* BEGIN PROVIDED DATA *

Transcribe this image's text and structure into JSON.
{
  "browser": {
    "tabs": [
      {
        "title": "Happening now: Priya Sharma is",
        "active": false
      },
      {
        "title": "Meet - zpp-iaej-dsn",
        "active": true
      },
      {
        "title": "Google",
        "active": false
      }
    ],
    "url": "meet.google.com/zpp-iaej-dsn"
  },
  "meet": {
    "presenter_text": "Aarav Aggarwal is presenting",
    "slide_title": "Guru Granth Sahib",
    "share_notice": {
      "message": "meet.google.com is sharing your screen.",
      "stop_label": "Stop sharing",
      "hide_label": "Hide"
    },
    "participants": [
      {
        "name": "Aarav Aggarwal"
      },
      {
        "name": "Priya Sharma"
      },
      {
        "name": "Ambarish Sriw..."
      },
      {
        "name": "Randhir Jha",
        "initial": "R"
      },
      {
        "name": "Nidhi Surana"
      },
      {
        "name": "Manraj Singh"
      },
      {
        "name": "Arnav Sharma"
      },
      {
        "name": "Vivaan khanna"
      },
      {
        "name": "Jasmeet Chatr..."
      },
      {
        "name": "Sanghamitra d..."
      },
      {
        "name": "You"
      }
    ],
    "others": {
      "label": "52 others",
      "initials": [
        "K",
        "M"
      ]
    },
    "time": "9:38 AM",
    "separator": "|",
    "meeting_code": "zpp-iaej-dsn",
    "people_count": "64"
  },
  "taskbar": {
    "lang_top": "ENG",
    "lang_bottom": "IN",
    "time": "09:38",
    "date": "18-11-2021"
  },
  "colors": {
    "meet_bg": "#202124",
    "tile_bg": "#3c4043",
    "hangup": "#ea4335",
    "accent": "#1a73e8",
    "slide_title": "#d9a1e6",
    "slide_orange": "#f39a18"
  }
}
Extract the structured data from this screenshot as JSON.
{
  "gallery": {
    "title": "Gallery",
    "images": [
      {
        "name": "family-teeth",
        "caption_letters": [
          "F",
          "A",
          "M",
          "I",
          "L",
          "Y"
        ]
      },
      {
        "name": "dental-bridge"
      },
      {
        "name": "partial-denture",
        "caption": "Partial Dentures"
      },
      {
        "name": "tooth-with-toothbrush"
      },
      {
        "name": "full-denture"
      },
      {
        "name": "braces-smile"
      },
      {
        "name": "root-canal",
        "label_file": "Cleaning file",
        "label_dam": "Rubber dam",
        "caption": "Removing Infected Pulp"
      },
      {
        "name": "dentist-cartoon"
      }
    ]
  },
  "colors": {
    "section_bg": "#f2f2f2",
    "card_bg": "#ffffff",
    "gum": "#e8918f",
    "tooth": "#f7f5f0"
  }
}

* END PROVIDED DATA *

TASK TO COMPLETE: Reproduce the material above exactly; please quote every line of it.

WRITTEN SOLUTION:
Transcribe this image's text and structure into JSON.
{
  "browser": {
    "tabs": [
      {
        "title": "Happening now: Priya Sharma is",
        "active": false
      },
      {
        "title": "Meet - zpp-iaej-dsn",
        "active": true
      },
      {
        "title": "Google",
        "active": false
      }
    ],
    "url": "meet.google.com/zpp-iaej-dsn"
  },
  "meet": {
    "presenter_text": "Aarav Aggarwal is presenting",
    "slide_title": "Guru Granth Sahib",
    "share_notice": {
      "message": "meet.google.com is sharing your screen.",
      "stop_label": "Stop sharing",
      "hide_label": "Hide"
    },
    "participants": [
      {
        "name": "Aarav Aggarwal"
      },
      {
        "name": "Priya Sharma"
      },
      {
        "name": "Ambarish Sriw..."
      },
      {
        "name": "Randhir Jha",
        "initial": "R"
      },
      {
        "name": "Nidhi Surana"
      },
      {
        "name": "Manraj Singh"
      },
      {
        "name": "Arnav Sharma"
      },
      {
        "name": "Vivaan khanna"
      },
      {
        "name": "Jasmeet Chatr..."
      },
      {
        "name": "Sanghamitra d..."
      },
      {
        "name": "You"
      }
    ],
    "others": {
      "label": "52 others",
      "initials": [
        "K",
        "M"
      ]
    },
    "time": "9:38 AM",
    "separator": "|",
    "meeting_code": "zpp-iaej-dsn",
    "people_count": "64"
  },
  "taskbar": {
    "lang_top": "ENG",
    "lang_bottom": "IN",
    "time": "09:38",
    "date": "18-11-2021"
  },
  "colors": {
    "meet_bg": "#202124",
    "tile_bg": "#3c4043",
    "hangup": "#ea4335",
    "accent": "#1a73e8",
    "slide_title": "#d9a1e6",
    "slide_orange": "#f39a18"
  }
}
Extract the structured data from this screenshot as JSON.
{
  "gallery": {
    "title": "Gallery",
    "images": [
      {
        "name": "family-teeth",
        "caption_letters": [
          "F",
          "A",
          "M",
          "I",
          "L",
          "Y"
        ]
      },
      {
        "name": "dental-bridge"
      },
      {
        "name": "partial-denture",
        "caption": "Partial Dentures"
      },
      {
        "name": "tooth-with-toothbrush"
      },
      {
        "name": "full-denture"
      },
      {
        "name": "braces-smile"
      },
      {
        "name": "root-canal",
        "label_file": "Cleaning file",
        "label_dam": "Rubber dam",
        "caption": "Removing Infected Pulp"
      },
      {
        "name": "dentist-cartoon"
      }
    ]
  },
  "colors": {
    "section_bg": "#f2f2f2",
    "card_bg": "#ffffff",
    "gum": "#e8918f",
    "tooth": "#f7f5f0"
  }
}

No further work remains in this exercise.